*To do*. Return the whole listing, line for line, without the pictures in it.

*Data records*.
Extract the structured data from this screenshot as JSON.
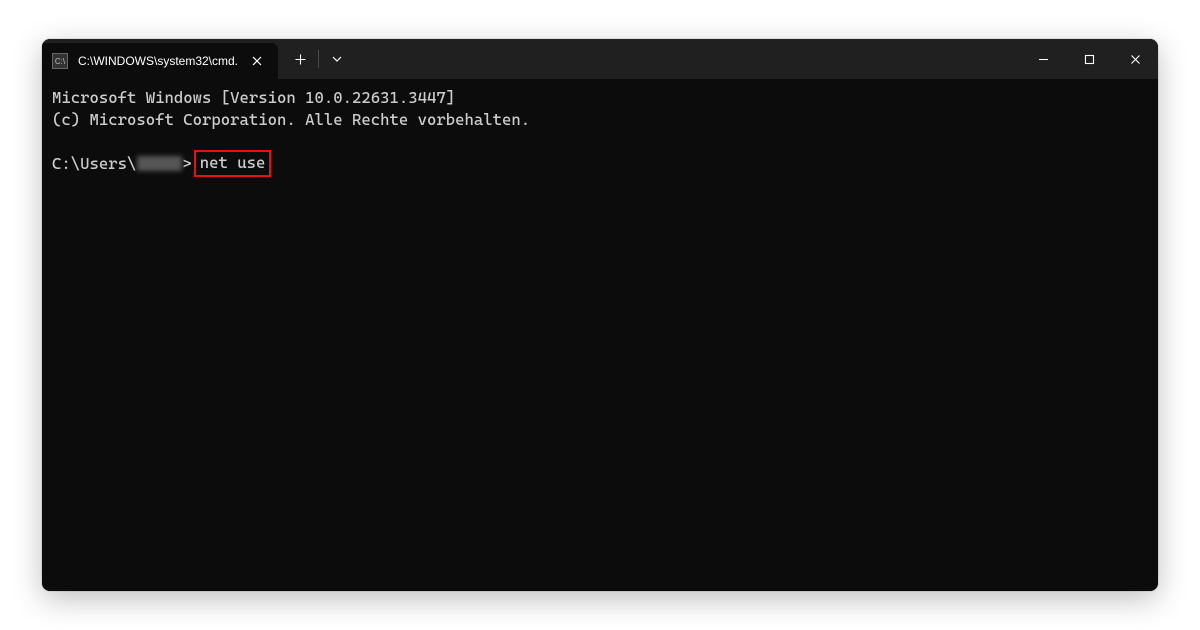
{
  "tab": {
    "title": "C:\\WINDOWS\\system32\\cmd."
  },
  "terminal": {
    "line1": "Microsoft Windows [Version 10.0.22631.3447]",
    "line2": "(c) Microsoft Corporation. Alle Rechte vorbehalten.",
    "prompt_prefix": "C:\\Users\\",
    "prompt_sep": ">",
    "command": "net use"
  }
}
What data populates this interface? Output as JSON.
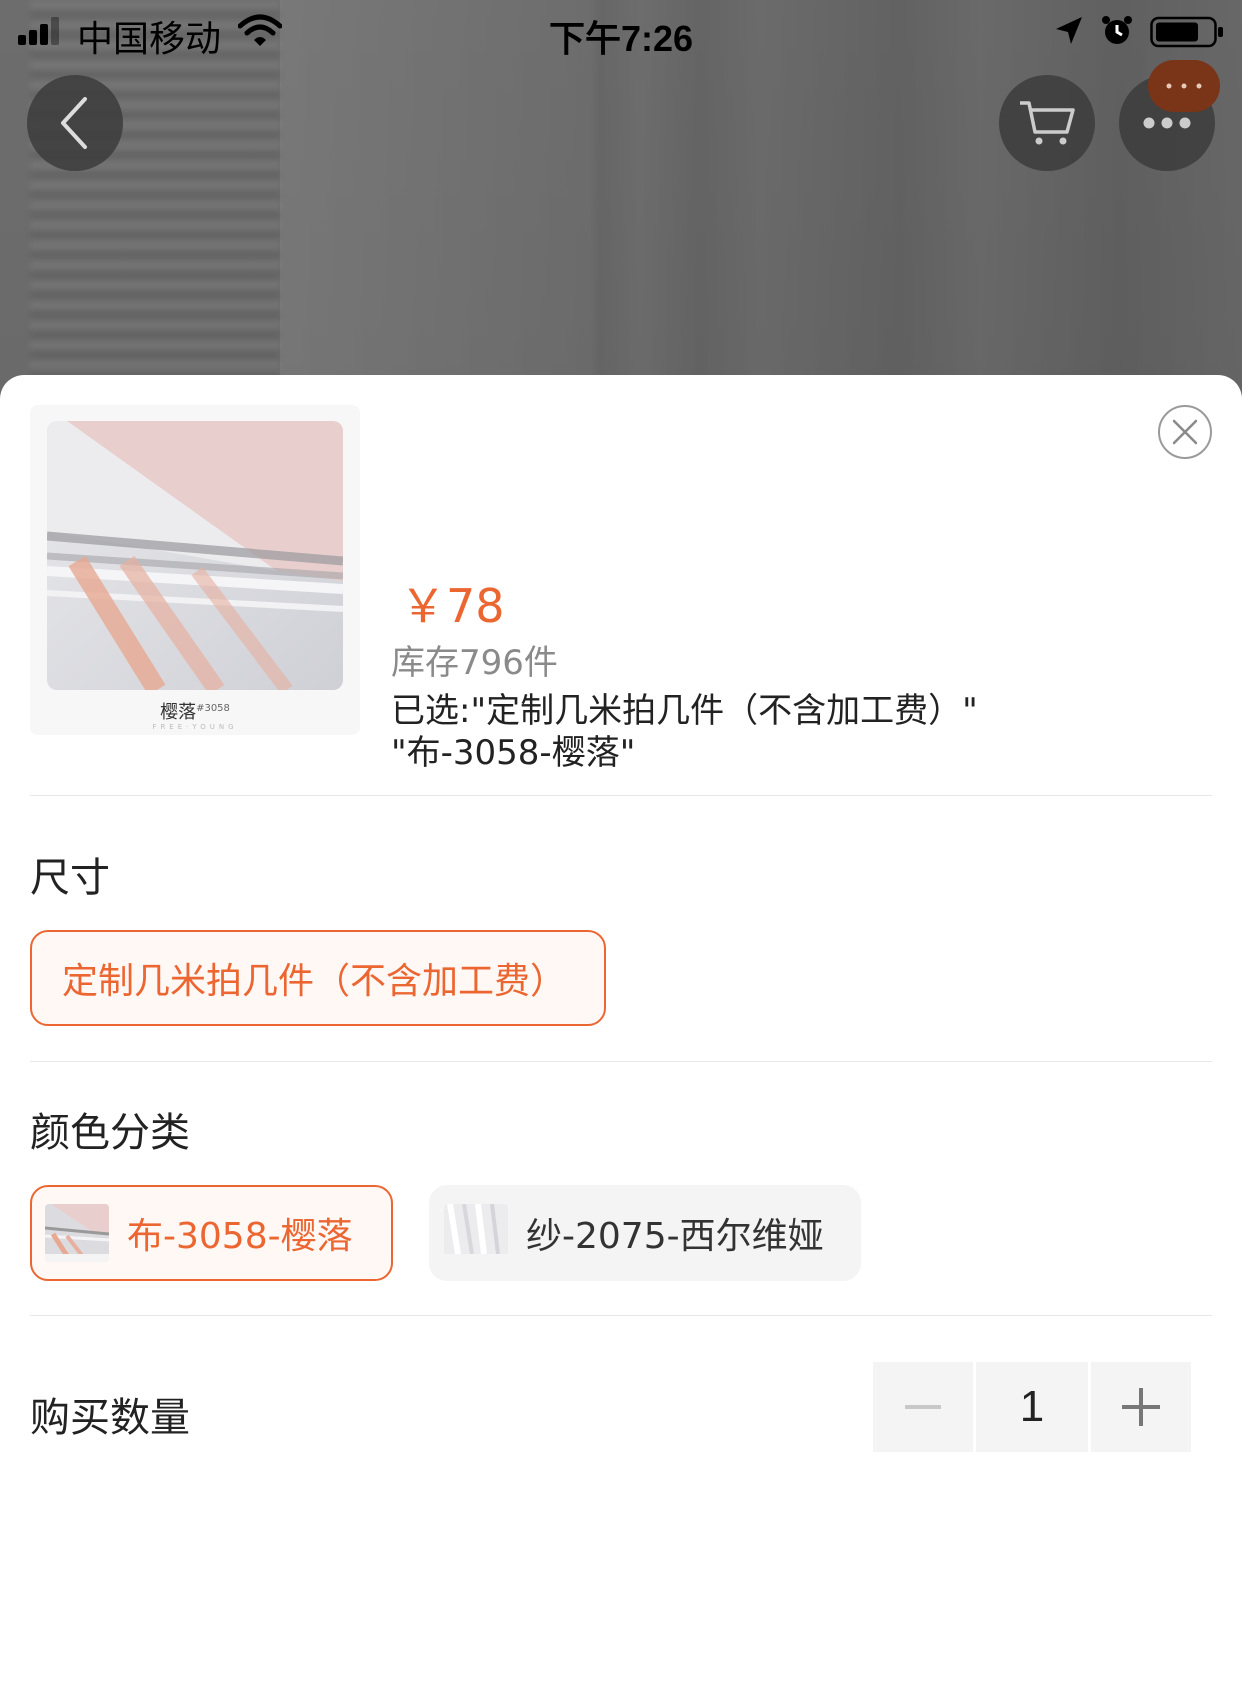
{
  "status_bar": {
    "carrier": "中国移动",
    "time": "下午7:26"
  },
  "nav": {
    "back_icon": "chevron-left-icon",
    "cart_icon": "cart-icon",
    "more_icon": "more-dots-icon"
  },
  "product": {
    "image_caption": "樱落",
    "image_caption_code": "#3058",
    "image_brand": "FREE·YOUNG",
    "price": "￥78",
    "stock": "库存796件",
    "selected_line1": "已选:\"定制几米拍几件（不含加工费）\"",
    "selected_line2": "\"布-3058-樱落\""
  },
  "size": {
    "title": "尺寸",
    "options": [
      {
        "label": "定制几米拍几件（不含加工费）",
        "selected": true
      }
    ]
  },
  "color": {
    "title": "颜色分类",
    "options": [
      {
        "label": "布-3058-樱落",
        "selected": true
      },
      {
        "label": "纱-2075-西尔维娅",
        "selected": false
      }
    ]
  },
  "quantity": {
    "title": "购买数量",
    "value": "1",
    "minus": "−",
    "plus": "+"
  },
  "colors": {
    "accent": "#ec6632",
    "accent_bg": "#fff8f5",
    "chip_bg": "#f4f4f4",
    "divider": "#e8e8e8"
  }
}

*Right answer*.
Extract the structured data from this screenshot as JSON.
{
  "tab": {
    "title": "C:\\WINDOWS\\system32\\cmd."
  },
  "terminal": {
    "line1": "Microsoft Windows [Version 10.0.22631.3447]",
    "line2": "(c) Microsoft Corporation. Alle Rechte vorbehalten.",
    "prompt_prefix": "C:\\Users\\",
    "prompt_sep": ">",
    "command": "net use"
  }
}
What data populates this interface? Output as JSON.
{
  "status_bar": {
    "carrier": "中国移动",
    "time": "下午7:26"
  },
  "nav": {
    "back_icon": "chevron-left-icon",
    "cart_icon": "cart-icon",
    "more_icon": "more-dots-icon"
  },
  "product": {
    "image_caption": "樱落",
    "image_caption_code": "#3058",
    "image_brand": "FREE·YOUNG",
    "price": "￥78",
    "stock": "库存796件",
    "selected_line1": "已选:\"定制几米拍几件（不含加工费）\"",
    "selected_line2": "\"布-3058-樱落\""
  },
  "size": {
    "title": "尺寸",
    "options": [
      {
        "label": "定制几米拍几件（不含加工费）",
        "selected": true
      }
    ]
  },
  "color": {
    "title": "颜色分类",
    "options": [
      {
        "label": "布-3058-樱落",
        "selected": true
      },
      {
        "label": "纱-2075-西尔维娅",
        "selected": false
      }
    ]
  },
  "quantity": {
    "title": "购买数量",
    "value": "1",
    "minus": "−",
    "plus": "+"
  },
  "colors": {
    "accent": "#ec6632",
    "accent_bg": "#fff8f5",
    "chip_bg": "#f4f4f4",
    "divider": "#e8e8e8"
  }
}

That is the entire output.